What the task asks
Below are some records; retype all of them exactly.

*** Records provided

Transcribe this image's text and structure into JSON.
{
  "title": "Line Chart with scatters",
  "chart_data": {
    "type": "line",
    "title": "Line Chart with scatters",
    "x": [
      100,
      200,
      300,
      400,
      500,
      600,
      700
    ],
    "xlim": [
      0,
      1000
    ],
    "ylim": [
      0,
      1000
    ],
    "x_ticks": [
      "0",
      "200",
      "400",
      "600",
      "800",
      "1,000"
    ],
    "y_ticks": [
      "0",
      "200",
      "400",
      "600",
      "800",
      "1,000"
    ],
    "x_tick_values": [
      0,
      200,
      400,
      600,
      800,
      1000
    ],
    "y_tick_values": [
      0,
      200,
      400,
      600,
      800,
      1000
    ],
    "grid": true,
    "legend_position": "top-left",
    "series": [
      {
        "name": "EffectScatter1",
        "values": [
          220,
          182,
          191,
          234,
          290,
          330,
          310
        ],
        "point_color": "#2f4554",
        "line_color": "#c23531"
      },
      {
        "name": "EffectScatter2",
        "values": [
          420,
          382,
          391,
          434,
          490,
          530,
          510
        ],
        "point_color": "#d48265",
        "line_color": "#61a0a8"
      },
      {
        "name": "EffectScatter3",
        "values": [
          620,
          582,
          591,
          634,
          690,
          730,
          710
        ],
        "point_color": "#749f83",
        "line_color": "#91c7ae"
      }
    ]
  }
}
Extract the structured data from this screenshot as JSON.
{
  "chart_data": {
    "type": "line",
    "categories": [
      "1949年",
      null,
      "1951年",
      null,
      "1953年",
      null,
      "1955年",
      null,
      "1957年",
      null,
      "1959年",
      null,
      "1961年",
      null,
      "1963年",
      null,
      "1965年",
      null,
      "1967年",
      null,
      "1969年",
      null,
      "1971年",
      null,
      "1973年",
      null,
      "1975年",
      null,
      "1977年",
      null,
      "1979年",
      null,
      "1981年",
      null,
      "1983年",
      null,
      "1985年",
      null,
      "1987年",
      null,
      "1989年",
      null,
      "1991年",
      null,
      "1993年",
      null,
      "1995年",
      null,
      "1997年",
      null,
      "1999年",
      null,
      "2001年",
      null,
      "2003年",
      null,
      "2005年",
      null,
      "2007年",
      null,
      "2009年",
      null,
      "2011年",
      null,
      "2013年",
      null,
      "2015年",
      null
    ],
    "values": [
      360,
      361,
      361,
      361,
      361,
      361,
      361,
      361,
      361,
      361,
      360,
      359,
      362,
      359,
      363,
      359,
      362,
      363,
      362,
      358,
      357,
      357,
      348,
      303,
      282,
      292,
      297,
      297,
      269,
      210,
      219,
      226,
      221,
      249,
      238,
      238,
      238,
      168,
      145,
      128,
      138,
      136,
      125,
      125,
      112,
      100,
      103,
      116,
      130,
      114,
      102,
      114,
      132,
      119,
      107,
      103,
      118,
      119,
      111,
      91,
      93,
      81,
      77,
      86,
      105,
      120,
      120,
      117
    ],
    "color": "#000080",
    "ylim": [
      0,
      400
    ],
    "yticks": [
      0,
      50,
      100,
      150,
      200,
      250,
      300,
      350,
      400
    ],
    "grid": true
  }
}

******

Final result
Transcribe this image's text and structure into JSON.
{
  "title": "Line Chart with scatters",
  "chart_data": {
    "type": "line",
    "title": "Line Chart with scatters",
    "x": [
      100,
      200,
      300,
      400,
      500,
      600,
      700
    ],
    "xlim": [
      0,
      1000
    ],
    "ylim": [
      0,
      1000
    ],
    "x_ticks": [
      "0",
      "200",
      "400",
      "600",
      "800",
      "1,000"
    ],
    "y_ticks": [
      "0",
      "200",
      "400",
      "600",
      "800",
      "1,000"
    ],
    "x_tick_values": [
      0,
      200,
      400,
      600,
      800,
      1000
    ],
    "y_tick_values": [
      0,
      200,
      400,
      600,
      800,
      1000
    ],
    "grid": true,
    "legend_position": "top-left",
    "series": [
      {
        "name": "EffectScatter1",
        "values": [
          220,
          182,
          191,
          234,
          290,
          330,
          310
        ],
        "point_color": "#2f4554",
        "line_color": "#c23531"
      },
      {
        "name": "EffectScatter2",
        "values": [
          420,
          382,
          391,
          434,
          490,
          530,
          510
        ],
        "point_color": "#d48265",
        "line_color": "#61a0a8"
      },
      {
        "name": "EffectScatter3",
        "values": [
          620,
          582,
          591,
          634,
          690,
          730,
          710
        ],
        "point_color": "#749f83",
        "line_color": "#91c7ae"
      }
    ]
  }
}
Extract the structured data from this screenshot as JSON.
{
  "chart_data": {
    "type": "line",
    "categories": [
      "1949年",
      null,
      "1951年",
      null,
      "1953年",
      null,
      "1955年",
      null,
      "1957年",
      null,
      "1959年",
      null,
      "1961年",
      null,
      "1963年",
      null,
      "1965年",
      null,
      "1967年",
      null,
      "1969年",
      null,
      "1971年",
      null,
      "1973年",
      null,
      "1975年",
      null,
      "1977年",
      null,
      "1979年",
      null,
      "1981年",
      null,
      "1983年",
      null,
      "1985年",
      null,
      "1987年",
      null,
      "1989年",
      null,
      "1991年",
      null,
      "1993年",
      null,
      "1995年",
      null,
      "1997年",
      null,
      "1999年",
      null,
      "2001年",
      null,
      "2003年",
      null,
      "2005年",
      null,
      "2007年",
      null,
      "2009年",
      null,
      "2011年",
      null,
      "2013年",
      null,
      "2015年",
      null
    ],
    "values": [
      360,
      361,
      361,
      361,
      361,
      361,
      361,
      361,
      361,
      361,
      360,
      359,
      362,
      359,
      363,
      359,
      362,
      363,
      362,
      358,
      357,
      357,
      348,
      303,
      282,
      292,
      297,
      297,
      269,
      210,
      219,
      226,
      221,
      249,
      238,
      238,
      238,
      168,
      145,
      128,
      138,
      136,
      125,
      125,
      112,
      100,
      103,
      116,
      130,
      114,
      102,
      114,
      132,
      119,
      107,
      103,
      118,
      119,
      111,
      91,
      93,
      81,
      77,
      86,
      105,
      120,
      120,
      117
    ],
    "color": "#000080",
    "ylim": [
      0,
      400
    ],
    "yticks": [
      0,
      50,
      100,
      150,
      200,
      250,
      300,
      350,
      400
    ],
    "grid": true
  }
}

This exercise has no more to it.